─── Supplied material

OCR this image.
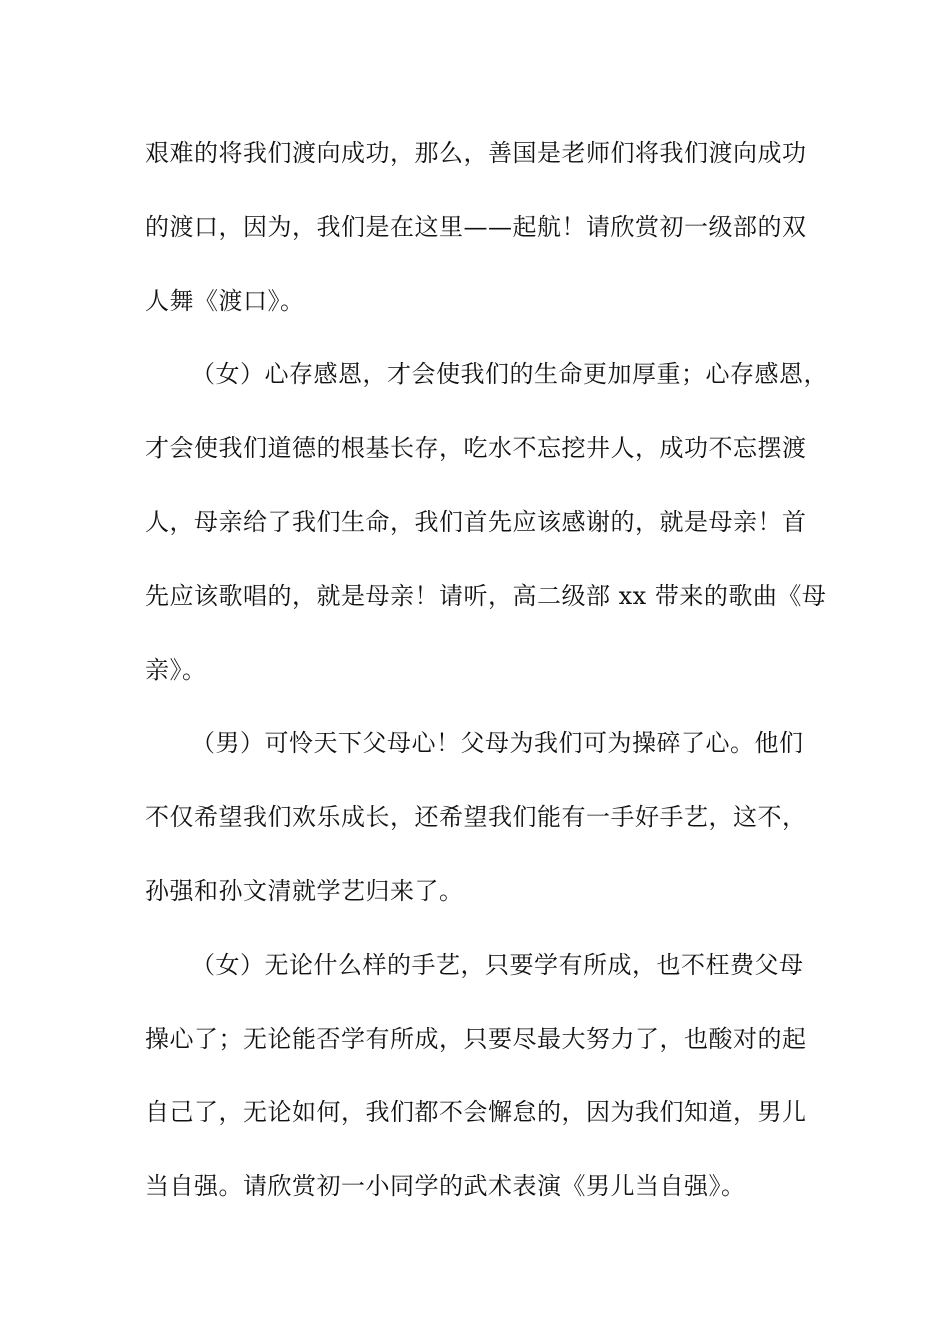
艰难的将我们渡向成功，那么，善国是老师们将我们渡向成功
的渡口，因为，我们是在这里——起航！请欣赏初一级部的双
人舞《渡口》。
（女）心存感恩，才会使我们的生命更加厚重；心存感恩，
才会使我们道德的根基长存，吃水不忘挖井人，成功不忘摆渡
人，母亲给了我们生命，我们首先应该感谢的，就是母亲！首
先应该歌唱的，就是母亲！请听，高二级部 xx 带来的歌曲《母
亲》。
（男）可怜天下父母心！父母为我们可为操碎了心。他们
不仅希望我们欢乐成长，还希望我们能有一手好手艺，这不，
孙强和孙文清就学艺归来了。
（女）无论什么样的手艺，只要学有所成，也不枉费父母
操心了；无论能否学有所成，只要尽最大努力了，也酸对的起
自己了，无论如何，我们都不会懈怠的，因为我们知道，男儿
当自强。请欣赏初一小同学的武术表演《男儿当自强》。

──────

#### What the task asks
Retype every entry verbatim and exclude the pictures from the copy.

#### Finished answer
OCR this image.
艰难的将我们渡向成功，那么，善国是老师们将我们渡向成功
的渡口，因为，我们是在这里——起航！请欣赏初一级部的双
人舞《渡口》。
（女）心存感恩，才会使我们的生命更加厚重；心存感恩，
才会使我们道德的根基长存，吃水不忘挖井人，成功不忘摆渡
人，母亲给了我们生命，我们首先应该感谢的，就是母亲！首
先应该歌唱的，就是母亲！请听，高二级部 xx 带来的歌曲《母
亲》。
（男）可怜天下父母心！父母为我们可为操碎了心。他们
不仅希望我们欢乐成长，还希望我们能有一手好手艺，这不，
孙强和孙文清就学艺归来了。
（女）无论什么样的手艺，只要学有所成，也不枉费父母
操心了；无论能否学有所成，只要尽最大努力了，也酸对的起
自己了，无论如何，我们都不会懈怠的，因为我们知道，男儿
当自强。请欣赏初一小同学的武术表演《男儿当自强》。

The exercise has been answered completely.